- **Work instructions**: What follows is a listing to be transcribed exactly.

- **Provided information**:

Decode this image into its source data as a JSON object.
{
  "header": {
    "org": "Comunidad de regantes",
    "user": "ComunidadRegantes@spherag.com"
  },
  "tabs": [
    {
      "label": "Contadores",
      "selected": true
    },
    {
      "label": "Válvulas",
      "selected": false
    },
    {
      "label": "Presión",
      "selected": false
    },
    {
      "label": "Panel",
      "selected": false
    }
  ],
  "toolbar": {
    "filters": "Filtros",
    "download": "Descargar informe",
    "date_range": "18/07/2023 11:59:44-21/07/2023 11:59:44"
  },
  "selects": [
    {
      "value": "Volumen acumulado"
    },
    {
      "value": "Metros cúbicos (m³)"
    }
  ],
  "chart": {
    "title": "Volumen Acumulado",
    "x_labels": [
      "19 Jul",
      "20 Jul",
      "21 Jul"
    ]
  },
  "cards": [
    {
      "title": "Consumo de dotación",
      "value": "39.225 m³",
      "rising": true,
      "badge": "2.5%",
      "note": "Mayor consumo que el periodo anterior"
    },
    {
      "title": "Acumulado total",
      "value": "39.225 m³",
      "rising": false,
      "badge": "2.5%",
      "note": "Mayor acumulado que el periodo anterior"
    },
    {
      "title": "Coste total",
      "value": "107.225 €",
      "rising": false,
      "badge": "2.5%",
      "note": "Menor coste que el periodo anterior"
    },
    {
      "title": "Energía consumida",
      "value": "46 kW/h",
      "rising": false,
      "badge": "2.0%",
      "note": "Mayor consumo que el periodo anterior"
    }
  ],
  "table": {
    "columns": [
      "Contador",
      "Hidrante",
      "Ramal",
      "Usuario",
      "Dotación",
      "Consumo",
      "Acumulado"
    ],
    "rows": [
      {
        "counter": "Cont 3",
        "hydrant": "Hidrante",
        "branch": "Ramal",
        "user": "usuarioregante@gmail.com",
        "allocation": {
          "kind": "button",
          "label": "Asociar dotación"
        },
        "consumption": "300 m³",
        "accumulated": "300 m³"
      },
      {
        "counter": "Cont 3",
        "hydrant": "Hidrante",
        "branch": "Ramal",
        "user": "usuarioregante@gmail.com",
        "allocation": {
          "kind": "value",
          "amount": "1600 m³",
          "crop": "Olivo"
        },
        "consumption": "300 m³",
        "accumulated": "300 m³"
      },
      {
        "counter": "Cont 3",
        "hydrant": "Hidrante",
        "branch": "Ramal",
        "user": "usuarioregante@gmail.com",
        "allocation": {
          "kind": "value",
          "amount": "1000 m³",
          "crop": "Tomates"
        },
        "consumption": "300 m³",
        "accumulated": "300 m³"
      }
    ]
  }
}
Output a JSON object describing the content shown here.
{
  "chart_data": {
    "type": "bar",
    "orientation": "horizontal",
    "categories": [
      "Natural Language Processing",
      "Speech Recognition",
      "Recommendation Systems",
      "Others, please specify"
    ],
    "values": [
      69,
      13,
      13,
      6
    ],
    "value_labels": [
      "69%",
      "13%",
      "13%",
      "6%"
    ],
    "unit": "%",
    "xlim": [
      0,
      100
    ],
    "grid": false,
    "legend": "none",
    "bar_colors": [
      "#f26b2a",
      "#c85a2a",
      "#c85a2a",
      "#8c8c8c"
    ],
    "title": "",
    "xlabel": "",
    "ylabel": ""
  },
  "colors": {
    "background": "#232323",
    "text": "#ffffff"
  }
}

- **Solution to this task**:
Decode this image into its source data as a JSON object.
{
  "header": {
    "org": "Comunidad de regantes",
    "user": "ComunidadRegantes@spherag.com"
  },
  "tabs": [
    {
      "label": "Contadores",
      "selected": true
    },
    {
      "label": "Válvulas",
      "selected": false
    },
    {
      "label": "Presión",
      "selected": false
    },
    {
      "label": "Panel",
      "selected": false
    }
  ],
  "toolbar": {
    "filters": "Filtros",
    "download": "Descargar informe",
    "date_range": "18/07/2023 11:59:44-21/07/2023 11:59:44"
  },
  "selects": [
    {
      "value": "Volumen acumulado"
    },
    {
      "value": "Metros cúbicos (m³)"
    }
  ],
  "chart": {
    "title": "Volumen Acumulado",
    "x_labels": [
      "19 Jul",
      "20 Jul",
      "21 Jul"
    ]
  },
  "cards": [
    {
      "title": "Consumo de dotación",
      "value": "39.225 m³",
      "rising": true,
      "badge": "2.5%",
      "note": "Mayor consumo que el periodo anterior"
    },
    {
      "title": "Acumulado total",
      "value": "39.225 m³",
      "rising": false,
      "badge": "2.5%",
      "note": "Mayor acumulado que el periodo anterior"
    },
    {
      "title": "Coste total",
      "value": "107.225 €",
      "rising": false,
      "badge": "2.5%",
      "note": "Menor coste que el periodo anterior"
    },
    {
      "title": "Energía consumida",
      "value": "46 kW/h",
      "rising": false,
      "badge": "2.0%",
      "note": "Mayor consumo que el periodo anterior"
    }
  ],
  "table": {
    "columns": [
      "Contador",
      "Hidrante",
      "Ramal",
      "Usuario",
      "Dotación",
      "Consumo",
      "Acumulado"
    ],
    "rows": [
      {
        "counter": "Cont 3",
        "hydrant": "Hidrante",
        "branch": "Ramal",
        "user": "usuarioregante@gmail.com",
        "allocation": {
          "kind": "button",
          "label": "Asociar dotación"
        },
        "consumption": "300 m³",
        "accumulated": "300 m³"
      },
      {
        "counter": "Cont 3",
        "hydrant": "Hidrante",
        "branch": "Ramal",
        "user": "usuarioregante@gmail.com",
        "allocation": {
          "kind": "value",
          "amount": "1600 m³",
          "crop": "Olivo"
        },
        "consumption": "300 m³",
        "accumulated": "300 m³"
      },
      {
        "counter": "Cont 3",
        "hydrant": "Hidrante",
        "branch": "Ramal",
        "user": "usuarioregante@gmail.com",
        "allocation": {
          "kind": "value",
          "amount": "1000 m³",
          "crop": "Tomates"
        },
        "consumption": "300 m³",
        "accumulated": "300 m³"
      }
    ]
  }
}
Output a JSON object describing the content shown here.
{
  "chart_data": {
    "type": "bar",
    "orientation": "horizontal",
    "categories": [
      "Natural Language Processing",
      "Speech Recognition",
      "Recommendation Systems",
      "Others, please specify"
    ],
    "values": [
      69,
      13,
      13,
      6
    ],
    "value_labels": [
      "69%",
      "13%",
      "13%",
      "6%"
    ],
    "unit": "%",
    "xlim": [
      0,
      100
    ],
    "grid": false,
    "legend": "none",
    "bar_colors": [
      "#f26b2a",
      "#c85a2a",
      "#c85a2a",
      "#8c8c8c"
    ],
    "title": "",
    "xlabel": "",
    "ylabel": ""
  },
  "colors": {
    "background": "#232323",
    "text": "#ffffff"
  }
}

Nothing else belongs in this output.